La Mère de Dieu parle à son fils , disant : Notre fille est comme un agneau qui
met sa tête en la gueule du lion . Il vaut mieux , dit Jésus-Christ , que
l’agneau mette sa tête en la gueule du lion , et qu’il soit avec le lion une
même chair et un même sang , que non pas si l’agneau suce le sang du lion, d’où
arriverait que le lion s’indignerait et s’affaiblirait , attendu que sa pâture
n’est pas le sang, mais le foin . Néanmoins , ô ma Mère très-chère ! d’autant
que vous avez porté en votre ventre toute la sapience et la plénitude de la
prudence , faites entendre à celle-ci qu’est-ce que le lion et qu’est-ce que
l’agneau.
La Mère répondit : Béni soyez-vous , mon Fils , qui , demeurant éternellement
avec le Père , êtes descendu à moi , et néanmoins vous ne vous êtes jamais
séparé de mon Père ! vous êtes ce lion de la tribu de Juda ; vous êtes cet
agneau sans souillure que saint Jean a montré avec le doigt . Celui-là met la
tête en la bouche du lion , qui résigne sa volonté en Dieu , et ne voudrait
faire la sienne , bien qu’il pût , si ce n’est qu’il sut que cela vous plût.

◆ **Questions de lecture**
A. Répondez à ces questions sur le texte extrait :
(i) À quoi la Mère de Dieu compare-t-elle « notre fille » ?
(ii) Que Jésus-Christ demande-t-il à sa Mère de faire entendre à celle-ci ?
(iii) Selon la Mère, qui a montré avec le doigt l'agneau sans souillure ?
B. Poursuivez le texte extrait sur le lion et l'agneau après sa dernière phrase.
Ces items n'ont aucun rapport avec le texte extrait.

◆ **Items présentés**
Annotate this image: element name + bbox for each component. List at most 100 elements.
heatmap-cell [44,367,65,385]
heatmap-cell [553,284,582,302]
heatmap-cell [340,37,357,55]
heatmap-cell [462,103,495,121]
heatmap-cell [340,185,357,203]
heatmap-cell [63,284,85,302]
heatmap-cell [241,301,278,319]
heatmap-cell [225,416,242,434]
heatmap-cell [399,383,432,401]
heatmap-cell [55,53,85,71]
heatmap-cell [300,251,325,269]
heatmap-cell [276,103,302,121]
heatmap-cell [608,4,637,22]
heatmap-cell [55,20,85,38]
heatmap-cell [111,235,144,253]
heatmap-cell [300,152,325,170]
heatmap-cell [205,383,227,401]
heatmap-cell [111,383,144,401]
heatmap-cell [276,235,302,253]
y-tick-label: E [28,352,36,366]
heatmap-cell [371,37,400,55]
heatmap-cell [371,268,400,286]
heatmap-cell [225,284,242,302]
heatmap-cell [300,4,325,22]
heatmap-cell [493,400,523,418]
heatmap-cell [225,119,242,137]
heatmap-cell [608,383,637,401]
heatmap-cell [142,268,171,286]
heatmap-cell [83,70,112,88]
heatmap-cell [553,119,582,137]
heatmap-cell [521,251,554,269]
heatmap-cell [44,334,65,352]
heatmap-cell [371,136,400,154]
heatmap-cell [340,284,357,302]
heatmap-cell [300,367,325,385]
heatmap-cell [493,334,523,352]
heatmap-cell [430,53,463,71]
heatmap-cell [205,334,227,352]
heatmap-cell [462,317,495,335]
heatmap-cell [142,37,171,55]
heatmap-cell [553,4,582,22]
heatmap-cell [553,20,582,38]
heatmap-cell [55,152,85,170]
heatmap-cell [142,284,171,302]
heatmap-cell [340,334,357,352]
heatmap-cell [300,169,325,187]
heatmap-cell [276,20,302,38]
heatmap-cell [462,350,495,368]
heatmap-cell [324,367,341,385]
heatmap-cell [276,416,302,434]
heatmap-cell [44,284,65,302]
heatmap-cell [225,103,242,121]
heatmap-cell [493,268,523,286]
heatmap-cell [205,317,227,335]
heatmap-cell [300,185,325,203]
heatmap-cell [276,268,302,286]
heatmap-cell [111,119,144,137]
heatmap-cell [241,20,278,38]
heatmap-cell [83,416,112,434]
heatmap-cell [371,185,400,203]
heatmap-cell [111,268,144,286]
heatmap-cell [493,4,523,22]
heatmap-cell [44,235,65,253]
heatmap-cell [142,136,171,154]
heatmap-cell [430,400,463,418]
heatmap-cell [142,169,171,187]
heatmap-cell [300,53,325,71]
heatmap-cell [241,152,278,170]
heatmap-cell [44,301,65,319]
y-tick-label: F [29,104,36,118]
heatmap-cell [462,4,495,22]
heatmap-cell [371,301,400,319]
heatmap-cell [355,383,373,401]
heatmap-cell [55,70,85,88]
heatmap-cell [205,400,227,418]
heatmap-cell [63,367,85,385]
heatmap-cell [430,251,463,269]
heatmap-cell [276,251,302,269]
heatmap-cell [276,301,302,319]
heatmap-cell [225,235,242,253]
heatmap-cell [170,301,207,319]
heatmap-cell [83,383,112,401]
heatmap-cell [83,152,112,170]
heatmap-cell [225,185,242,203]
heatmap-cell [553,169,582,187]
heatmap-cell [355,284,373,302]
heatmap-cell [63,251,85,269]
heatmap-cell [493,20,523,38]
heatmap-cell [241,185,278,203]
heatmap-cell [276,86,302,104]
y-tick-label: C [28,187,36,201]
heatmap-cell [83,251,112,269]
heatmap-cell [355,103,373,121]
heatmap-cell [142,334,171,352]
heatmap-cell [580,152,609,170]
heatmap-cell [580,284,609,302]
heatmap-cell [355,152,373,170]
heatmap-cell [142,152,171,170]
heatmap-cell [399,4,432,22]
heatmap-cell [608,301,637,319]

◆ **Réponses successives**
A.
(i) À un agneau qui met sa tête en la gueule du lion.
(ii) Ce qu'est le lion et ce qu'est l'agneau.
(iii) Saint Jean.

B.
Or , suce le sang du lion celui qui s’impatiente de vos dispositions et
ordonnances , et s’efforce de contrevenir à ce que vous lui avez commandé , et
voudrais plutôt changer d’état , s’il pouvait , que vous être agréable , bien
que cela lui fût expédient . Dieu ne s’apaise pas de telles choses , mais elles
provoquent son ire et son indignation , car comme la pâture de l’agneau est le
foin , de même l’homme devrait se contenter de choses basses et humbles . C’est
pourquoi Dieu permet beaucoup de choses qui n’arriveraient point contre le salut
des hommes , s’ils n’étaient ingrats , colères et impatients . Partant , ô ma
fille ! donnez votre volonté à Dieu ; et que si quelquefois vous êtes moins
patiente qu’il ne faut , levez-vous soudain par la pénitence , car la pénitence
est comme une bonne lavandière qui ôte les souillures , et la contrition est
comme celle qui blanchit parfaitement.